* _What you are asked to do_:
Copy out the listing exactly.

Start of Material provided

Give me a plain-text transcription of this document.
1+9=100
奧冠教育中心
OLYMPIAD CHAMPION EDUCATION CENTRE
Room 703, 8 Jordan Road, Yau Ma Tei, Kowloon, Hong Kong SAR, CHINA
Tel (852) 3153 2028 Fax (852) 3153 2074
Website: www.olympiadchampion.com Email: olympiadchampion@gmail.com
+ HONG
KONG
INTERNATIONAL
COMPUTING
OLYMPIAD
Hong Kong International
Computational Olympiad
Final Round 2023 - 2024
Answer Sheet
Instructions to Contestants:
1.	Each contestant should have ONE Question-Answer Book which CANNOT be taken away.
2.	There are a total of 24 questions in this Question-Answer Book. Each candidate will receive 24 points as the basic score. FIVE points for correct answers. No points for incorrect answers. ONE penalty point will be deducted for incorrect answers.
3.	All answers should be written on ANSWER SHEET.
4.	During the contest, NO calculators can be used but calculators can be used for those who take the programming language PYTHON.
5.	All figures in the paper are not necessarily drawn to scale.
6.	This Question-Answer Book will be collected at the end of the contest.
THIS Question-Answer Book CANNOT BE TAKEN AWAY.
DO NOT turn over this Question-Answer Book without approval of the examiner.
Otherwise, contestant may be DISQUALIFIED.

End of Material provided

* _Task result_:
Give me a plain-text transcription of this document.
1+9=100
奧冠教育中心
OLYMPIAD CHAMPION EDUCATION CENTRE
Room 703, 8 Jordan Road, Yau Ma Tei, Kowloon, Hong Kong SAR, CHINA
Tel (852) 3153 2028 Fax (852) 3153 2074
Website: www.olympiadchampion.com Email: olympiadchampion@gmail.com
+ HONG
KONG
INTERNATIONAL
COMPUTING
OLYMPIAD
Hong Kong International
Computational Olympiad
Final Round 2023 - 2024
Answer Sheet
Instructions to Contestants:
1.	Each contestant should have ONE Question-Answer Book which CANNOT be taken away.
2.	There are a total of 24 questions in this Question-Answer Book. Each candidate will receive 24 points as the basic score. FIVE points for correct answers. No points for incorrect answers. ONE penalty point will be deducted for incorrect answers.
3.	All answers should be written on ANSWER SHEET.
4.	During the contest, NO calculators can be used but calculators can be used for those who take the programming language PYTHON.
5.	All figures in the paper are not necessarily drawn to scale.
6.	This Question-Answer Book will be collected at the end of the contest.
THIS Question-Answer Book CANNOT BE TAKEN AWAY.
DO NOT turn over this Question-Answer Book without approval of the examiner.
Otherwise, contestant may be DISQUALIFIED.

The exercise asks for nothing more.